### Given task
Tally the lines of the listing that contain the string "Temperatur". Give the number and nothing else.

---------------

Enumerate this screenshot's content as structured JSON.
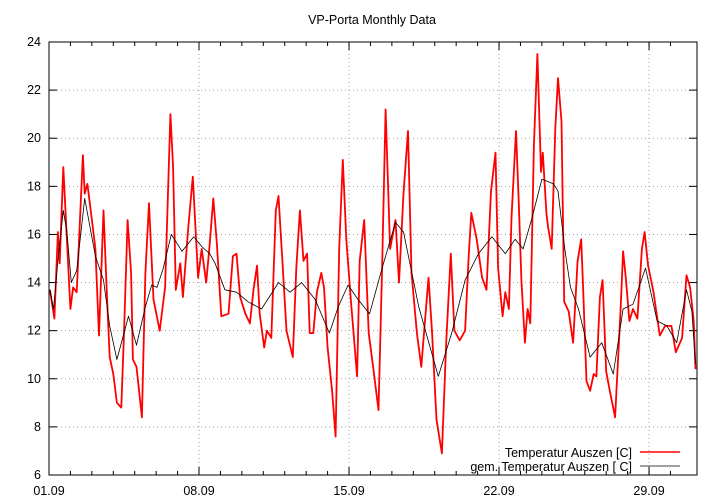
{
  "chart_data": {
    "type": "line",
    "title": "VP-Porta Monthly Data",
    "xlabel": "",
    "ylabel": "",
    "xlim": [
      "01.09 00:00",
      "01.10 06:00"
    ],
    "ylim": [
      6,
      24
    ],
    "y_ticks": [
      6,
      8,
      10,
      12,
      14,
      16,
      18,
      20,
      22,
      24
    ],
    "x_ticks": [
      {
        "label": "01.09",
        "at": "01.09 00:00"
      },
      {
        "label": "08.09",
        "at": "08.09 00:00"
      },
      {
        "label": "15.09",
        "at": "15.09 00:00"
      },
      {
        "label": "22.09",
        "at": "22.09 00:00"
      },
      {
        "label": "29.09",
        "at": "29.09 00:00"
      }
    ],
    "x_minor_tick_interval": "1 day",
    "grid": true,
    "legend_position": "bottom-right",
    "series": [
      {
        "name": "Temperatur Auszen [C]",
        "color": "#ff0000",
        "points": [
          [
            "01.09 01:00",
            13.7
          ],
          [
            "01.09 06:00",
            12.5
          ],
          [
            "01.09 10:00",
            16.1
          ],
          [
            "01.09 12:00",
            14.8
          ],
          [
            "01.09 16:00",
            18.8
          ],
          [
            "01.09 20:00",
            15.8
          ],
          [
            "02.09 00:00",
            12.9
          ],
          [
            "02.09 03:00",
            13.8
          ],
          [
            "02.09 07:00",
            13.6
          ],
          [
            "02.09 14:00",
            19.3
          ],
          [
            "02.09 16:00",
            17.7
          ],
          [
            "02.09 19:00",
            18.1
          ],
          [
            "03.09 00:00",
            16.6
          ],
          [
            "03.09 04:00",
            15.4
          ],
          [
            "03.09 08:00",
            11.8
          ],
          [
            "03.09 13:00",
            17.0
          ],
          [
            "03.09 17:00",
            13.4
          ],
          [
            "03.09 20:00",
            10.9
          ],
          [
            "04.09 00:00",
            10.2
          ],
          [
            "04.09 04:00",
            9.0
          ],
          [
            "04.09 09:00",
            8.8
          ],
          [
            "04.09 12:00",
            11.9
          ],
          [
            "04.09 16:00",
            16.6
          ],
          [
            "04.09 20:00",
            14.4
          ],
          [
            "04.09 22:00",
            10.8
          ],
          [
            "05.09 02:00",
            10.5
          ],
          [
            "05.09 08:00",
            8.4
          ],
          [
            "05.09 12:00",
            14.4
          ],
          [
            "05.09 16:00",
            17.3
          ],
          [
            "05.09 21:00",
            13.3
          ],
          [
            "06.09 04:00",
            12.0
          ],
          [
            "06.09 10:00",
            13.8
          ],
          [
            "06.09 16:00",
            21.0
          ],
          [
            "06.09 19:00",
            18.8
          ],
          [
            "06.09 22:00",
            13.7
          ],
          [
            "07.09 03:00",
            14.8
          ],
          [
            "07.09 06:00",
            13.4
          ],
          [
            "07.09 12:00",
            16.3
          ],
          [
            "07.09 17:00",
            18.4
          ],
          [
            "07.09 23:00",
            14.2
          ],
          [
            "08.09 03:00",
            15.4
          ],
          [
            "08.09 08:00",
            14.0
          ],
          [
            "08.09 12:00",
            15.6
          ],
          [
            "08.09 16:00",
            17.5
          ],
          [
            "08.09 20:00",
            15.6
          ],
          [
            "09.09 01:00",
            12.6
          ],
          [
            "09.09 09:00",
            12.7
          ],
          [
            "09.09 14:00",
            15.1
          ],
          [
            "09.09 18:00",
            15.2
          ],
          [
            "09.09 22:00",
            13.4
          ],
          [
            "10.09 04:00",
            12.7
          ],
          [
            "10.09 09:00",
            12.3
          ],
          [
            "10.09 13:00",
            13.7
          ],
          [
            "10.09 17:00",
            14.7
          ],
          [
            "10.09 20:00",
            12.7
          ],
          [
            "11.09 01:00",
            11.3
          ],
          [
            "11.09 04:00",
            12.0
          ],
          [
            "11.09 09:00",
            11.7
          ],
          [
            "11.09 14:00",
            17.0
          ],
          [
            "11.09 17:00",
            17.6
          ],
          [
            "11.09 21:00",
            15.1
          ],
          [
            "12.09 02:00",
            12.0
          ],
          [
            "12.09 09:00",
            10.9
          ],
          [
            "12.09 13:00",
            14.6
          ],
          [
            "12.09 17:00",
            17.0
          ],
          [
            "12.09 21:00",
            14.9
          ],
          [
            "13.09 01:00",
            15.2
          ],
          [
            "13.09 04:00",
            11.9
          ],
          [
            "13.09 08:00",
            11.9
          ],
          [
            "13.09 12:00",
            13.6
          ],
          [
            "13.09 17:00",
            14.4
          ],
          [
            "13.09 20:00",
            13.8
          ],
          [
            "14.09 00:00",
            11.3
          ],
          [
            "14.09 05:00",
            9.5
          ],
          [
            "14.09 09:00",
            7.6
          ],
          [
            "14.09 13:00",
            15.4
          ],
          [
            "14.09 17:00",
            19.1
          ],
          [
            "14.09 21:00",
            15.8
          ],
          [
            "15.09 02:00",
            13.3
          ],
          [
            "15.09 09:00",
            10.1
          ],
          [
            "15.09 12:00",
            14.9
          ],
          [
            "15.09 17:00",
            16.6
          ],
          [
            "15.09 22:00",
            11.9
          ],
          [
            "16.09 03:00",
            10.5
          ],
          [
            "16.09 09:00",
            8.7
          ],
          [
            "16.09 13:00",
            14.6
          ],
          [
            "16.09 17:00",
            21.2
          ],
          [
            "16.09 22:00",
            15.4
          ],
          [
            "17.09 04:00",
            16.6
          ],
          [
            "17.09 08:00",
            14.0
          ],
          [
            "17.09 13:00",
            17.7
          ],
          [
            "17.09 18:00",
            20.3
          ],
          [
            "17.09 22:00",
            14.4
          ],
          [
            "18.09 04:00",
            11.9
          ],
          [
            "18.09 09:00",
            10.5
          ],
          [
            "18.09 12:00",
            11.9
          ],
          [
            "18.09 17:00",
            14.2
          ],
          [
            "18.09 21:00",
            11.9
          ],
          [
            "19.09 02:00",
            8.3
          ],
          [
            "19.09 08:00",
            6.9
          ],
          [
            "19.09 13:00",
            11.6
          ],
          [
            "19.09 18:00",
            15.2
          ],
          [
            "19.09 22:00",
            12.0
          ],
          [
            "20.09 04:00",
            11.6
          ],
          [
            "20.09 10:00",
            12.0
          ],
          [
            "20.09 14:00",
            15.1
          ],
          [
            "20.09 17:00",
            16.9
          ],
          [
            "20.09 23:00",
            15.8
          ],
          [
            "21.09 05:00",
            14.2
          ],
          [
            "21.09 10:00",
            13.7
          ],
          [
            "21.09 15:00",
            17.8
          ],
          [
            "21.09 20:00",
            19.4
          ],
          [
            "21.09 23:00",
            14.6
          ],
          [
            "22.09 04:00",
            12.6
          ],
          [
            "22.09 07:00",
            13.6
          ],
          [
            "22.09 11:00",
            12.9
          ],
          [
            "22.09 14:00",
            16.7
          ],
          [
            "22.09 19:00",
            20.3
          ],
          [
            "22.09 22:00",
            17.4
          ],
          [
            "23.09 01:00",
            14.1
          ],
          [
            "23.09 05:00",
            11.5
          ],
          [
            "23.09 08:00",
            12.9
          ],
          [
            "23.09 11:00",
            12.3
          ],
          [
            "23.09 15:00",
            19.7
          ],
          [
            "23.09 19:00",
            23.5
          ],
          [
            "23.09 23:00",
            18.6
          ],
          [
            "24.09 01:00",
            19.4
          ],
          [
            "24.09 05:00",
            16.9
          ],
          [
            "24.09 07:00",
            16.3
          ],
          [
            "24.09 11:00",
            15.4
          ],
          [
            "24.09 15:00",
            20.4
          ],
          [
            "24.09 18:00",
            22.5
          ],
          [
            "24.09 22:00",
            20.7
          ],
          [
            "25.09 01:00",
            13.2
          ],
          [
            "25.09 06:00",
            12.8
          ],
          [
            "25.09 11:00",
            11.5
          ],
          [
            "25.09 16:00",
            14.9
          ],
          [
            "25.09 20:00",
            15.8
          ],
          [
            "25.09 22:00",
            13.9
          ],
          [
            "26.09 02:00",
            9.9
          ],
          [
            "26.09 06:00",
            9.5
          ],
          [
            "26.09 10:00",
            10.2
          ],
          [
            "26.09 13:00",
            10.1
          ],
          [
            "26.09 17:00",
            13.4
          ],
          [
            "26.09 20:00",
            14.1
          ],
          [
            "27.09 00:00",
            10.3
          ],
          [
            "27.09 04:00",
            9.5
          ],
          [
            "27.09 10:00",
            8.4
          ],
          [
            "27.09 16:00",
            12.8
          ],
          [
            "27.09 19:00",
            15.3
          ],
          [
            "27.09 22:00",
            14.2
          ],
          [
            "28.09 02:00",
            12.4
          ],
          [
            "28.09 06:00",
            12.9
          ],
          [
            "28.09 11:00",
            12.5
          ],
          [
            "28.09 16:00",
            15.4
          ],
          [
            "28.09 19:00",
            16.1
          ],
          [
            "28.09 23:00",
            14.7
          ],
          [
            "29.09 05:00",
            13.6
          ],
          [
            "29.09 12:00",
            11.8
          ],
          [
            "29.09 18:00",
            12.2
          ],
          [
            "30.09 01:00",
            12.2
          ],
          [
            "30.09 06:00",
            11.1
          ],
          [
            "30.09 13:00",
            11.7
          ],
          [
            "30.09 18:00",
            14.3
          ],
          [
            "30.09 22:00",
            13.8
          ],
          [
            "01.10 02:00",
            12.4
          ],
          [
            "01.10 04:00",
            10.4
          ]
        ]
      },
      {
        "name": "gem. Temperatur Auszen [ C]",
        "color": "#000000",
        "points": [
          [
            "01.09 01:00",
            13.7
          ],
          [
            "01.09 05:00",
            12.9
          ],
          [
            "01.09 10:00",
            14.9
          ],
          [
            "01.09 16:00",
            17.0
          ],
          [
            "01.09 20:00",
            16.1
          ],
          [
            "02.09 01:00",
            14.0
          ],
          [
            "02.09 07:00",
            14.5
          ],
          [
            "02.09 16:00",
            17.5
          ],
          [
            "03.09 04:00",
            15.1
          ],
          [
            "03.09 13:00",
            14.1
          ],
          [
            "03.09 20:00",
            12.2
          ],
          [
            "04.09 04:00",
            10.8
          ],
          [
            "04.09 17:00",
            12.6
          ],
          [
            "05.09 02:00",
            11.4
          ],
          [
            "05.09 12:00",
            13.0
          ],
          [
            "05.09 19:00",
            13.9
          ],
          [
            "06.09 01:00",
            13.8
          ],
          [
            "06.09 08:00",
            14.6
          ],
          [
            "06.09 17:00",
            16.0
          ],
          [
            "07.09 05:00",
            15.3
          ],
          [
            "07.09 18:00",
            15.9
          ],
          [
            "08.09 03:00",
            15.5
          ],
          [
            "08.09 12:00",
            15.2
          ],
          [
            "08.09 18:00",
            14.8
          ],
          [
            "09.09 05:00",
            13.7
          ],
          [
            "09.09 18:00",
            13.6
          ],
          [
            "10.09 07:00",
            13.2
          ],
          [
            "10.09 22:00",
            12.9
          ],
          [
            "11.09 17:00",
            14.0
          ],
          [
            "12.09 06:00",
            13.6
          ],
          [
            "12.09 19:00",
            14.0
          ],
          [
            "13.09 10:00",
            13.3
          ],
          [
            "14.09 02:00",
            11.9
          ],
          [
            "14.09 12:00",
            13.0
          ],
          [
            "14.09 23:00",
            13.9
          ],
          [
            "15.09 10:00",
            13.3
          ],
          [
            "15.09 23:00",
            12.7
          ],
          [
            "16.09 13:00",
            14.6
          ],
          [
            "17.09 04:00",
            16.5
          ],
          [
            "17.09 13:00",
            16.1
          ],
          [
            "18.09 06:00",
            13.0
          ],
          [
            "19.09 04:00",
            10.1
          ],
          [
            "19.09 19:00",
            11.9
          ],
          [
            "20.09 10:00",
            14.1
          ],
          [
            "21.09 01:00",
            15.2
          ],
          [
            "21.09 16:00",
            15.9
          ],
          [
            "22.09 07:00",
            15.2
          ],
          [
            "22.09 18:00",
            15.8
          ],
          [
            "23.09 03:00",
            15.4
          ],
          [
            "23.09 13:00",
            16.7
          ],
          [
            "24.09 00:00",
            18.3
          ],
          [
            "24.09 13:00",
            18.1
          ],
          [
            "24.09 18:00",
            17.8
          ],
          [
            "25.09 02:00",
            15.3
          ],
          [
            "25.09 08:00",
            13.8
          ],
          [
            "25.09 17:00",
            12.9
          ],
          [
            "26.09 06:00",
            10.9
          ],
          [
            "26.09 19:00",
            11.5
          ],
          [
            "27.09 08:00",
            10.2
          ],
          [
            "27.09 19:00",
            12.9
          ],
          [
            "28.09 06:00",
            13.1
          ],
          [
            "28.09 20:00",
            14.6
          ],
          [
            "29.09 09:00",
            12.4
          ],
          [
            "29.09 20:00",
            12.2
          ],
          [
            "30.09 07:00",
            11.5
          ],
          [
            "30.09 18:00",
            13.7
          ],
          [
            "01.10 00:00",
            12.8
          ],
          [
            "01.10 04:00",
            10.6
          ]
        ]
      }
    ]
  }
}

---------------

### The output
2